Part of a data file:
[Begin]
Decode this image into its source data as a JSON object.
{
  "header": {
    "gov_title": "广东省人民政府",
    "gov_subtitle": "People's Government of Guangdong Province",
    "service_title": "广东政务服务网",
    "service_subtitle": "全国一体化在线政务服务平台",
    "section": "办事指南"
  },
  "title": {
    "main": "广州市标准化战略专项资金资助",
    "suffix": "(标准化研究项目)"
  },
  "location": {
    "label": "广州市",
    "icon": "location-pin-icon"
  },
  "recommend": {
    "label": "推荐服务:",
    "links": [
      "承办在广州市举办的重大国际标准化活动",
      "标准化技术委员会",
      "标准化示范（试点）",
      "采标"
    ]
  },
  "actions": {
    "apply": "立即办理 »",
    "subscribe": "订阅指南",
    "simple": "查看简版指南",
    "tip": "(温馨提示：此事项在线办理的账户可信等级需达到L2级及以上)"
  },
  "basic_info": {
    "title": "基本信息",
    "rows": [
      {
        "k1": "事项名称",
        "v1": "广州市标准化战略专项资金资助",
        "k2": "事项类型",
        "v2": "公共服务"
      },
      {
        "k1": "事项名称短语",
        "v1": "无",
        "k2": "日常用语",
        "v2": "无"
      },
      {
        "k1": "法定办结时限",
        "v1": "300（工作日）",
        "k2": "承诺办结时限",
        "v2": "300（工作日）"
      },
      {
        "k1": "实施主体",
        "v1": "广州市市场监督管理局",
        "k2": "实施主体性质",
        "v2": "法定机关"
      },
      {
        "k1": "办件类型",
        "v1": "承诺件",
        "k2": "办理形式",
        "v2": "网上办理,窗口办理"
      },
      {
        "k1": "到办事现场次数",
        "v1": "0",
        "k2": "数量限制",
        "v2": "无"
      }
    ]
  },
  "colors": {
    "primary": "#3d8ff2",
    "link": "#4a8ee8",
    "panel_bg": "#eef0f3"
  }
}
[End]
[Begin]
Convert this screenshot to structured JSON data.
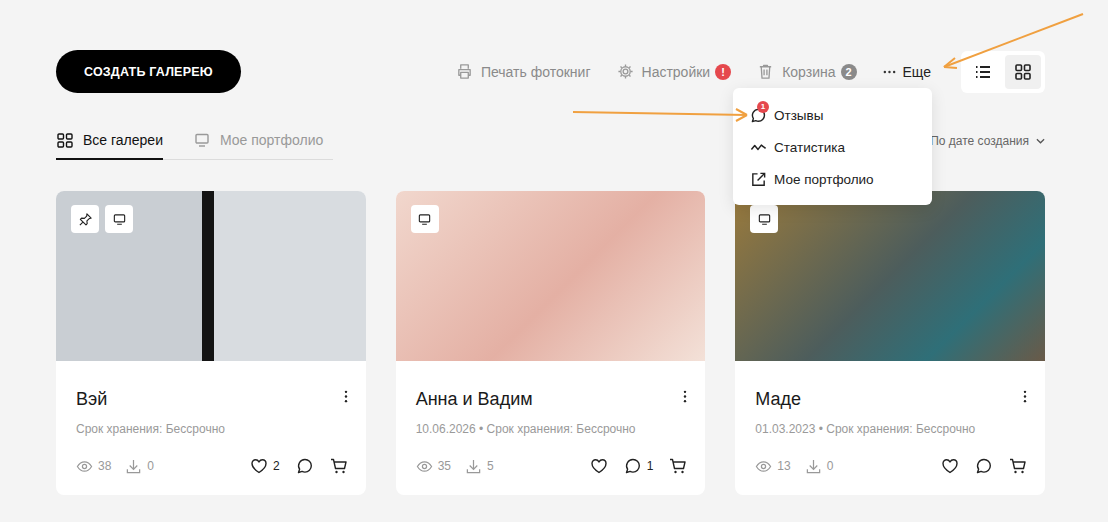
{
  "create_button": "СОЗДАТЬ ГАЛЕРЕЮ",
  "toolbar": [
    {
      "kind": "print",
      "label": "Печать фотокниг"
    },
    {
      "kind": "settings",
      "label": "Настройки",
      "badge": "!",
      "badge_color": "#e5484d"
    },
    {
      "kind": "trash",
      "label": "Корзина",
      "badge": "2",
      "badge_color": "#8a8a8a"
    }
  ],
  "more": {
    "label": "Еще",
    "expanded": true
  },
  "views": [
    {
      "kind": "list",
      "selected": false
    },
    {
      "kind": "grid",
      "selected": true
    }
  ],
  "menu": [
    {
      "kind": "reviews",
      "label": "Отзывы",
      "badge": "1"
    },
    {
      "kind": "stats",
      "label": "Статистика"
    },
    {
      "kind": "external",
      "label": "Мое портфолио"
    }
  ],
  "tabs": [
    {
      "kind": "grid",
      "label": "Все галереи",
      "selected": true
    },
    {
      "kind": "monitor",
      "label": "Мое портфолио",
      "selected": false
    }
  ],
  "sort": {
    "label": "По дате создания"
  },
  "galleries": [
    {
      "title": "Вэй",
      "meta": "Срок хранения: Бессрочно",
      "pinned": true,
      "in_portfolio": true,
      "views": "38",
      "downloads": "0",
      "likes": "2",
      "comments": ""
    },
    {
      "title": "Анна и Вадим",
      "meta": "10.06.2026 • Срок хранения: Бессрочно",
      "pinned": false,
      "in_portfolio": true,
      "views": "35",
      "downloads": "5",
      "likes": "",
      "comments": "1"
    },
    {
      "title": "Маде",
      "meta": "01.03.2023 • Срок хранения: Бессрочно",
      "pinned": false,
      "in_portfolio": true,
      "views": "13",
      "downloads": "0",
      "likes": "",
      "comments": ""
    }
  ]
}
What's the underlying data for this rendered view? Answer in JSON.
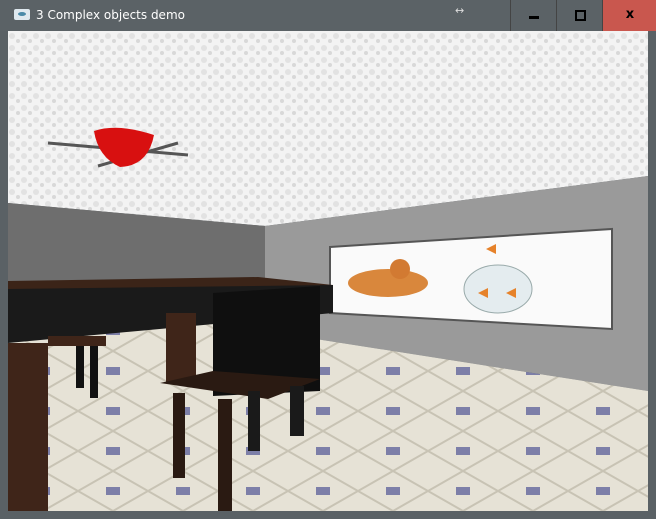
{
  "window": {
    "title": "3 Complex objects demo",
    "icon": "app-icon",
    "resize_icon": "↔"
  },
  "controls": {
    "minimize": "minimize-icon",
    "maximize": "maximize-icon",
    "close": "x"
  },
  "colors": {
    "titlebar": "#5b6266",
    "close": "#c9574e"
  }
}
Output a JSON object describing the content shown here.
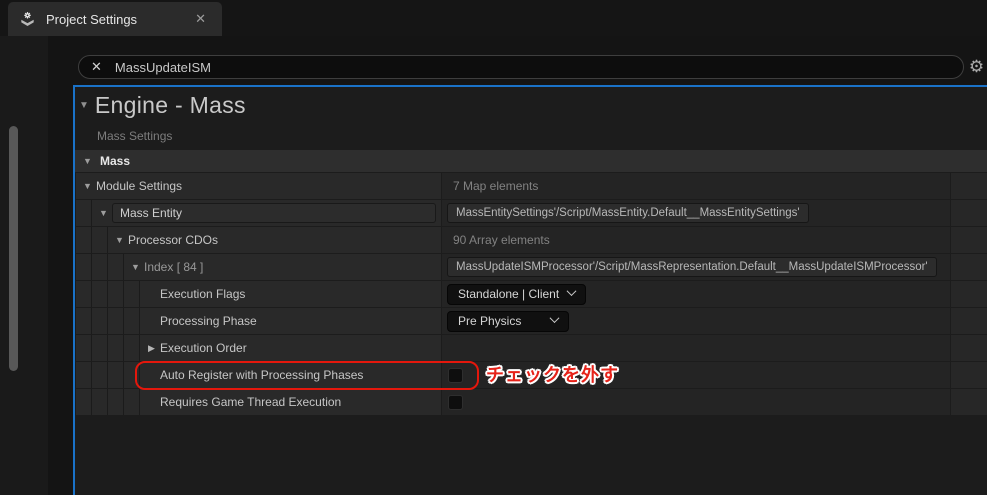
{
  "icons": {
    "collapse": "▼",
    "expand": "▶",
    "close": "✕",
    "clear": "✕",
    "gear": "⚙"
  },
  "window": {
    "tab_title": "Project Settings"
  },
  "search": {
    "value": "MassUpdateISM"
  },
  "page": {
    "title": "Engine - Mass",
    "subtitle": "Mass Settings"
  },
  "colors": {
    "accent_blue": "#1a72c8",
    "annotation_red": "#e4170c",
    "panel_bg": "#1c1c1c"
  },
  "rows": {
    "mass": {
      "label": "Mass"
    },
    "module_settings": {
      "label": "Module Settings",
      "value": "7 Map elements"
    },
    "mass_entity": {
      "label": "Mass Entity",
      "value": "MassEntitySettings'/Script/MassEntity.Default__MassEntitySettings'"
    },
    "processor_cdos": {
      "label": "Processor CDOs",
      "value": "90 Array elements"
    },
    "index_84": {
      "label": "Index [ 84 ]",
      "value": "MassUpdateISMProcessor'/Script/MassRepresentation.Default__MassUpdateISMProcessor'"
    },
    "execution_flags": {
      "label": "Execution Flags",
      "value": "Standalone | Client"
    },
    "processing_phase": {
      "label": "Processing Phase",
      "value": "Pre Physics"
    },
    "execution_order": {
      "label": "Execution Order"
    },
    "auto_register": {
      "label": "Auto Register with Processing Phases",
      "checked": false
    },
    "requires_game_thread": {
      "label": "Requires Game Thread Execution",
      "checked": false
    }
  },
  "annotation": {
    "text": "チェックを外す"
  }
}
[End]
Only a number is wanted: how many lines of the material above hold "meta"?

3